READING PASSAGE:
Nancy Ekwulira Achebe is a Nigerian professor of library and information science. She is the first vice president of the Nigerian School Library Association (NSLA) and the current head of the department of Library and Information Science at the University of Nigeria, Nsukka (UNN). She has also been the director of the School of General Studies at UNN, and has published about 70 articles in journals and newspapers.

== Educational background ==
Achebe earned her first degree in education in 1984 from University of Nigeria, Nsukka (UNN). She then earned a master's degree in library science in 1986 from the University of Ibadan and another master's of education degree. She obtained her doctorate in library and information science from University of Nigeria, Nsukka (UNN) in 2000.

== Career ==

In 2002, Nancy Achebe started her academy career as the coordinator of the School of General Studies at the University of Nigeria (UNN) She became chairman, Enugu State Library Board from 2005 to 2008 Furthermore, coordinator, American Corner Public Library. Part-time director, John & Lucy Bookcafe (an NGO in partnership with The American Mission in Nigeria).Professional project outreach for assisting people with literacy and information development.

=== Professional membership ===
She is a member of professional bodies such as the Nigerian Library Association, International Federation of Library Associations and Institutions and International Association of School Libraries among others.

GIVEN ENTRIES:
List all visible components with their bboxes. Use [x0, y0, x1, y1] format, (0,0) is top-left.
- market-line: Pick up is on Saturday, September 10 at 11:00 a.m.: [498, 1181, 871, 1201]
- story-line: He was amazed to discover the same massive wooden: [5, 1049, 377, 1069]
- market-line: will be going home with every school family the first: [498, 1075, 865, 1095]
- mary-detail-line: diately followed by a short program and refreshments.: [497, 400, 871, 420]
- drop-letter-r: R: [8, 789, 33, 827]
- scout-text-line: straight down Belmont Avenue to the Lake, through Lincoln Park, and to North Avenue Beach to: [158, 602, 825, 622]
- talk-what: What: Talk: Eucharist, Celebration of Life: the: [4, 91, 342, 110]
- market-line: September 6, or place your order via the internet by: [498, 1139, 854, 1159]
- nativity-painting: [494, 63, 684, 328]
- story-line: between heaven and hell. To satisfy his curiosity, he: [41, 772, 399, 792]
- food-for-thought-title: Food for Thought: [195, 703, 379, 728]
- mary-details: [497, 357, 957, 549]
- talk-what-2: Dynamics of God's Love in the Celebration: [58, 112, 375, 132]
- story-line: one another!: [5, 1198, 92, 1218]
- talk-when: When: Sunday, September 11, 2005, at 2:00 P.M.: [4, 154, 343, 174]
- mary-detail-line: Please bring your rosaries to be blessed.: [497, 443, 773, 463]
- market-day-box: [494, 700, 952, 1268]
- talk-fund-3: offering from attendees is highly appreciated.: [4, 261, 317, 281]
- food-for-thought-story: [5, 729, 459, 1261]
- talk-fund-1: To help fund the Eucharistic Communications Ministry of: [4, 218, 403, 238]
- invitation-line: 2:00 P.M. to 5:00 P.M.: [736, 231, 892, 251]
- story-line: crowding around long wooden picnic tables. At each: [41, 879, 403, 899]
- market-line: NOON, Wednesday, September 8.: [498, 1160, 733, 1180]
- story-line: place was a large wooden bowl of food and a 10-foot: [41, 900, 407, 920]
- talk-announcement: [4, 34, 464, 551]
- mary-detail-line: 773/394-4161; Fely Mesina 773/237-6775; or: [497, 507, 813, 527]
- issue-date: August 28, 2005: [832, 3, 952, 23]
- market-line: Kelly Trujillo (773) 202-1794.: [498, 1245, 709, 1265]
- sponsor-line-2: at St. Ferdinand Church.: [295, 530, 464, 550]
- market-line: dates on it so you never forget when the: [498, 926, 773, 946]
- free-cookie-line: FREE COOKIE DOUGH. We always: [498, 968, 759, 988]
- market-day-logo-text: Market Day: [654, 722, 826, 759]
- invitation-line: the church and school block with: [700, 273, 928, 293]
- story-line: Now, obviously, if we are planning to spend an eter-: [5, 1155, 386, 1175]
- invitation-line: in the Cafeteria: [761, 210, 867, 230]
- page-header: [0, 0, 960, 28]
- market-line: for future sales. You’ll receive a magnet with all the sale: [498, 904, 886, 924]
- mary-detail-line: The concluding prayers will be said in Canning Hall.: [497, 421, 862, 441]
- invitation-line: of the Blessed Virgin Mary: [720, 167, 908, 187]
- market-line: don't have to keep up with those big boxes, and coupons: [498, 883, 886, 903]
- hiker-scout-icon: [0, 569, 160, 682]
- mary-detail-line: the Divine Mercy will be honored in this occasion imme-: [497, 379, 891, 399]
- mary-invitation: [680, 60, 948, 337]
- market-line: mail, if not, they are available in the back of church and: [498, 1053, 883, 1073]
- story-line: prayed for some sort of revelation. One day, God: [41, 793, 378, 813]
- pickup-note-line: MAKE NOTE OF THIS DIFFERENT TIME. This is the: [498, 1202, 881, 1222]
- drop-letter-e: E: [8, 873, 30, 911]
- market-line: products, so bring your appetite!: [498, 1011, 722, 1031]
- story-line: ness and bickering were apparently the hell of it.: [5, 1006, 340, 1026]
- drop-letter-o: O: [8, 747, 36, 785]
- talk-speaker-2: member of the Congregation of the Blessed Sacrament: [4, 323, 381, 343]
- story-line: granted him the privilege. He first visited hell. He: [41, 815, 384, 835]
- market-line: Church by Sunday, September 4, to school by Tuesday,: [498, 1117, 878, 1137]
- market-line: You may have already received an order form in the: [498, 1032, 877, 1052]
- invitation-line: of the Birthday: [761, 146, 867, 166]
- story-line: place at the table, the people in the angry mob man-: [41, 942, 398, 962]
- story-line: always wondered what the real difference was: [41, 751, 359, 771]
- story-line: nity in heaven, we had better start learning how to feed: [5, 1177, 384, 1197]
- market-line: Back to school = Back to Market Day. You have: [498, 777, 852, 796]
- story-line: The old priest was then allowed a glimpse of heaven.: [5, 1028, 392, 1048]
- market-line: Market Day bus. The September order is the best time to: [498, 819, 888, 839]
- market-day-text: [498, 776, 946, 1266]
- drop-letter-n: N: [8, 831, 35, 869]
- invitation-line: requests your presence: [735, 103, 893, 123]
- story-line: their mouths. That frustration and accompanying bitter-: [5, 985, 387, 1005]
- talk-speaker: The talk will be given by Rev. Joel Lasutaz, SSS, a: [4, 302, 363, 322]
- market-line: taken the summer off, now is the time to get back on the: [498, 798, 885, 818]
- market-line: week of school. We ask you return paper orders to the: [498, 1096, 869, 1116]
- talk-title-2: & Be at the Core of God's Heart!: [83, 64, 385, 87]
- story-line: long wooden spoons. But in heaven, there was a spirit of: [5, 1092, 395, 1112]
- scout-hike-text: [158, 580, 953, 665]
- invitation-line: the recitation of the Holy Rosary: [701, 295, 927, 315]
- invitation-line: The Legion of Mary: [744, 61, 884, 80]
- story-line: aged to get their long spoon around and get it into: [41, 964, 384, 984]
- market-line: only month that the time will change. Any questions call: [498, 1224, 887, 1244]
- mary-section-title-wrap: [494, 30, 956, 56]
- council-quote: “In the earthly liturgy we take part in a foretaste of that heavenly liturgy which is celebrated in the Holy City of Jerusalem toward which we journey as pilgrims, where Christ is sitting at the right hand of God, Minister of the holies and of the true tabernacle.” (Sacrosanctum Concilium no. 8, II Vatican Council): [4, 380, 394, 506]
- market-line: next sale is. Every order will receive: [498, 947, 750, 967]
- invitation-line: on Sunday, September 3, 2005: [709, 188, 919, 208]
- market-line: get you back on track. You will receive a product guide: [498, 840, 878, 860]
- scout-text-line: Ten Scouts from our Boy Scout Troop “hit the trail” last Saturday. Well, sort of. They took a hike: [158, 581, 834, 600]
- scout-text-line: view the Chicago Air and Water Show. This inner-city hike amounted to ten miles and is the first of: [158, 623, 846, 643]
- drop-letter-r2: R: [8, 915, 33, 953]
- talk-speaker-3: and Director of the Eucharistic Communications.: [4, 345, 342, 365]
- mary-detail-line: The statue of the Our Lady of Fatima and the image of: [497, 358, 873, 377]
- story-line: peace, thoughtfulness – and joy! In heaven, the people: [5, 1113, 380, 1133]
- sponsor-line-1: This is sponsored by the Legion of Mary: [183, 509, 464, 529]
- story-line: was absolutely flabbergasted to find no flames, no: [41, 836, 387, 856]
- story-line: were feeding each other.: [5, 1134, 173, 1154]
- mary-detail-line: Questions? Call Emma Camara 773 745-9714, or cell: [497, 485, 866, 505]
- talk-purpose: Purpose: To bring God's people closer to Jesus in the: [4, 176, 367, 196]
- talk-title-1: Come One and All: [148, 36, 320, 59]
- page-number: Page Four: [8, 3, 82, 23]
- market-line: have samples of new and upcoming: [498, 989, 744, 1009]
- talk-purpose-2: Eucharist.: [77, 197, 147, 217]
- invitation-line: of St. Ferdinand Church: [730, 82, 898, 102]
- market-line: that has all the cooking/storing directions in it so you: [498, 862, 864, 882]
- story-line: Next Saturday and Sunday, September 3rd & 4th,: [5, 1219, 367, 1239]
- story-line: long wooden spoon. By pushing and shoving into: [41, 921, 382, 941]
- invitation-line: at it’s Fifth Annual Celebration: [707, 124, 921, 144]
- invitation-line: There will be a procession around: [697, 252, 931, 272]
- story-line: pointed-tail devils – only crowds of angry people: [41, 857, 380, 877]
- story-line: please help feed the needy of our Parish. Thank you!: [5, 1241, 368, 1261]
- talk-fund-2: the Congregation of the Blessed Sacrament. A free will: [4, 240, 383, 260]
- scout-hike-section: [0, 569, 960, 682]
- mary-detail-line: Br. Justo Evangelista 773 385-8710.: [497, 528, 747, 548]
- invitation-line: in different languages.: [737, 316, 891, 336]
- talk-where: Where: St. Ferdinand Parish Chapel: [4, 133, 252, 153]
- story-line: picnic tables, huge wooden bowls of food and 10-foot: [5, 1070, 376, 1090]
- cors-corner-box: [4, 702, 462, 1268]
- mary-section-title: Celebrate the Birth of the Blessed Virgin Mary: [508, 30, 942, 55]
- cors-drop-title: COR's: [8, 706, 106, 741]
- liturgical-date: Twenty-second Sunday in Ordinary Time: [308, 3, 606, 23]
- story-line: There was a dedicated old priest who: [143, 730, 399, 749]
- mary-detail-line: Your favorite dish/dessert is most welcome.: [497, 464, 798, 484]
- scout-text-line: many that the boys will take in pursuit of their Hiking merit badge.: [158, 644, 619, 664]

OBJECTIVE: According to the profile of Nancy Ekwulira Achebe, in what year and from which university did she obtain her doctorate in library and information science? The rows are not needed for this exercise.

FULL OUTPUT: She obtained it in 2000 from the University of Nigeria, Nsukka (UNN).